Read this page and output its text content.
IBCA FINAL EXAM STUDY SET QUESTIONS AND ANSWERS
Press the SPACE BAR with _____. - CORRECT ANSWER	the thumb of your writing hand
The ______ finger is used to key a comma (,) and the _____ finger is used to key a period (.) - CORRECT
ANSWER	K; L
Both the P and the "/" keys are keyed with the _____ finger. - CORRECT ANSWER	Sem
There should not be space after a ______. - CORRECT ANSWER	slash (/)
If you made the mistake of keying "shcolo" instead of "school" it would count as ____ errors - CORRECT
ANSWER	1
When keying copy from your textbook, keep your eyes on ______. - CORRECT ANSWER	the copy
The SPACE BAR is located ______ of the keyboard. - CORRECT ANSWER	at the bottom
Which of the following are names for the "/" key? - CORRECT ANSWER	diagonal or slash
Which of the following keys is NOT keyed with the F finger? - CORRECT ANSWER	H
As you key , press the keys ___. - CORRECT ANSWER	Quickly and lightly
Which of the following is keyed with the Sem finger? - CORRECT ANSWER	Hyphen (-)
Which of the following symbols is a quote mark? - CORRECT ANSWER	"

┄┄┄┄┄┄

Set problem.
Extract every line containing the string "your" from the data above.

Final result.
Press the SPACE BAR with _____. - CORRECT ANSWER	the thumb of your writing hand
When keying copy from your textbook, keep your eyes on ______. - CORRECT ANSWER	the copy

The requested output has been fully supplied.